- [INSTRUCTIONS FOR THE TASK] In the data that follows, count each line holding the string "JSON"; answer with the number only.

- [MATERIAL]
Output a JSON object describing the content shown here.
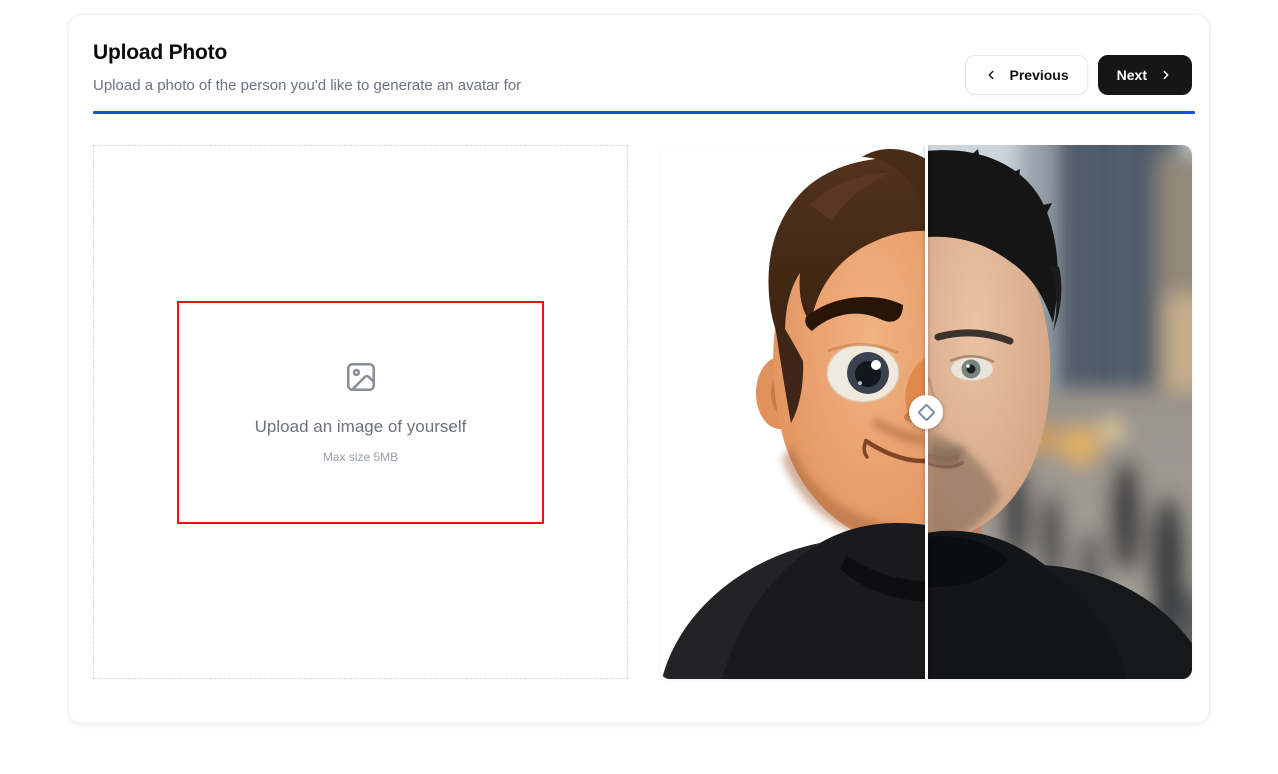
{
  "header": {
    "title": "Upload Photo",
    "subtitle": "Upload a photo of the person you'd like to generate an avatar for"
  },
  "nav": {
    "previous_label": "Previous",
    "previous_icon": "chevron-left-icon",
    "next_label": "Next",
    "next_icon": "chevron-right-icon"
  },
  "uploader": {
    "label": "Upload an image of yourself",
    "hint": "Max size 5MB",
    "icon": "image-placeholder-icon"
  },
  "comparison": {
    "left_content": "cartoon-3d-avatar-preview",
    "right_content": "original-photo-of-man",
    "handle_icon": "diamond-icon",
    "slider_position_percent": 50
  },
  "colors": {
    "accent_blue": "#1a50e6",
    "highlight_red": "#ee1111",
    "primary_button_bg": "#161616",
    "muted_text": "#6b7280",
    "hint_text": "#9aa0a8"
  }
}
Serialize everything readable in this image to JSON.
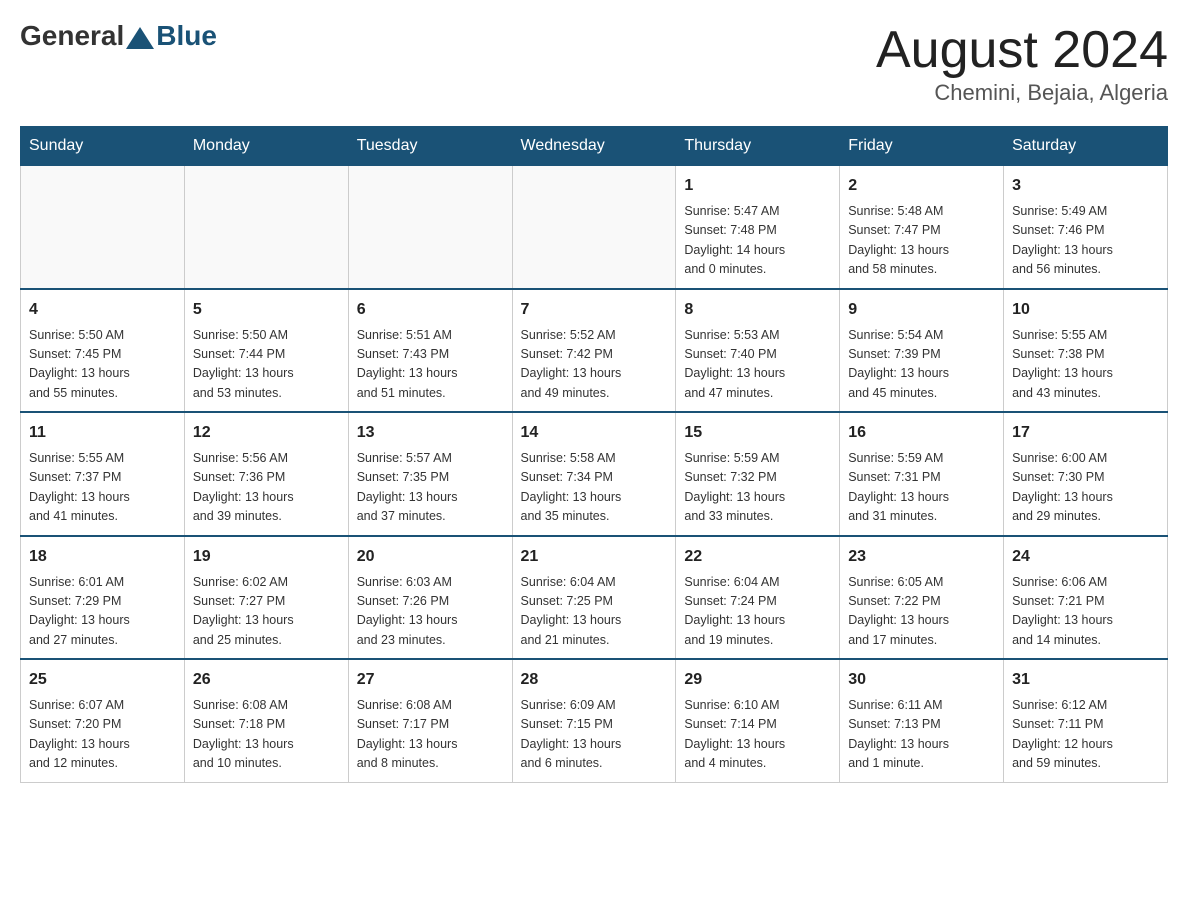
{
  "header": {
    "logo_general": "General",
    "logo_blue": "Blue",
    "main_title": "August 2024",
    "subtitle": "Chemini, Bejaia, Algeria"
  },
  "weekdays": [
    "Sunday",
    "Monday",
    "Tuesday",
    "Wednesday",
    "Thursday",
    "Friday",
    "Saturday"
  ],
  "weeks": [
    [
      {
        "day": "",
        "info": ""
      },
      {
        "day": "",
        "info": ""
      },
      {
        "day": "",
        "info": ""
      },
      {
        "day": "",
        "info": ""
      },
      {
        "day": "1",
        "info": "Sunrise: 5:47 AM\nSunset: 7:48 PM\nDaylight: 14 hours\nand 0 minutes."
      },
      {
        "day": "2",
        "info": "Sunrise: 5:48 AM\nSunset: 7:47 PM\nDaylight: 13 hours\nand 58 minutes."
      },
      {
        "day": "3",
        "info": "Sunrise: 5:49 AM\nSunset: 7:46 PM\nDaylight: 13 hours\nand 56 minutes."
      }
    ],
    [
      {
        "day": "4",
        "info": "Sunrise: 5:50 AM\nSunset: 7:45 PM\nDaylight: 13 hours\nand 55 minutes."
      },
      {
        "day": "5",
        "info": "Sunrise: 5:50 AM\nSunset: 7:44 PM\nDaylight: 13 hours\nand 53 minutes."
      },
      {
        "day": "6",
        "info": "Sunrise: 5:51 AM\nSunset: 7:43 PM\nDaylight: 13 hours\nand 51 minutes."
      },
      {
        "day": "7",
        "info": "Sunrise: 5:52 AM\nSunset: 7:42 PM\nDaylight: 13 hours\nand 49 minutes."
      },
      {
        "day": "8",
        "info": "Sunrise: 5:53 AM\nSunset: 7:40 PM\nDaylight: 13 hours\nand 47 minutes."
      },
      {
        "day": "9",
        "info": "Sunrise: 5:54 AM\nSunset: 7:39 PM\nDaylight: 13 hours\nand 45 minutes."
      },
      {
        "day": "10",
        "info": "Sunrise: 5:55 AM\nSunset: 7:38 PM\nDaylight: 13 hours\nand 43 minutes."
      }
    ],
    [
      {
        "day": "11",
        "info": "Sunrise: 5:55 AM\nSunset: 7:37 PM\nDaylight: 13 hours\nand 41 minutes."
      },
      {
        "day": "12",
        "info": "Sunrise: 5:56 AM\nSunset: 7:36 PM\nDaylight: 13 hours\nand 39 minutes."
      },
      {
        "day": "13",
        "info": "Sunrise: 5:57 AM\nSunset: 7:35 PM\nDaylight: 13 hours\nand 37 minutes."
      },
      {
        "day": "14",
        "info": "Sunrise: 5:58 AM\nSunset: 7:34 PM\nDaylight: 13 hours\nand 35 minutes."
      },
      {
        "day": "15",
        "info": "Sunrise: 5:59 AM\nSunset: 7:32 PM\nDaylight: 13 hours\nand 33 minutes."
      },
      {
        "day": "16",
        "info": "Sunrise: 5:59 AM\nSunset: 7:31 PM\nDaylight: 13 hours\nand 31 minutes."
      },
      {
        "day": "17",
        "info": "Sunrise: 6:00 AM\nSunset: 7:30 PM\nDaylight: 13 hours\nand 29 minutes."
      }
    ],
    [
      {
        "day": "18",
        "info": "Sunrise: 6:01 AM\nSunset: 7:29 PM\nDaylight: 13 hours\nand 27 minutes."
      },
      {
        "day": "19",
        "info": "Sunrise: 6:02 AM\nSunset: 7:27 PM\nDaylight: 13 hours\nand 25 minutes."
      },
      {
        "day": "20",
        "info": "Sunrise: 6:03 AM\nSunset: 7:26 PM\nDaylight: 13 hours\nand 23 minutes."
      },
      {
        "day": "21",
        "info": "Sunrise: 6:04 AM\nSunset: 7:25 PM\nDaylight: 13 hours\nand 21 minutes."
      },
      {
        "day": "22",
        "info": "Sunrise: 6:04 AM\nSunset: 7:24 PM\nDaylight: 13 hours\nand 19 minutes."
      },
      {
        "day": "23",
        "info": "Sunrise: 6:05 AM\nSunset: 7:22 PM\nDaylight: 13 hours\nand 17 minutes."
      },
      {
        "day": "24",
        "info": "Sunrise: 6:06 AM\nSunset: 7:21 PM\nDaylight: 13 hours\nand 14 minutes."
      }
    ],
    [
      {
        "day": "25",
        "info": "Sunrise: 6:07 AM\nSunset: 7:20 PM\nDaylight: 13 hours\nand 12 minutes."
      },
      {
        "day": "26",
        "info": "Sunrise: 6:08 AM\nSunset: 7:18 PM\nDaylight: 13 hours\nand 10 minutes."
      },
      {
        "day": "27",
        "info": "Sunrise: 6:08 AM\nSunset: 7:17 PM\nDaylight: 13 hours\nand 8 minutes."
      },
      {
        "day": "28",
        "info": "Sunrise: 6:09 AM\nSunset: 7:15 PM\nDaylight: 13 hours\nand 6 minutes."
      },
      {
        "day": "29",
        "info": "Sunrise: 6:10 AM\nSunset: 7:14 PM\nDaylight: 13 hours\nand 4 minutes."
      },
      {
        "day": "30",
        "info": "Sunrise: 6:11 AM\nSunset: 7:13 PM\nDaylight: 13 hours\nand 1 minute."
      },
      {
        "day": "31",
        "info": "Sunrise: 6:12 AM\nSunset: 7:11 PM\nDaylight: 12 hours\nand 59 minutes."
      }
    ]
  ]
}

- [SOLUTION FOR THIS TASK] 2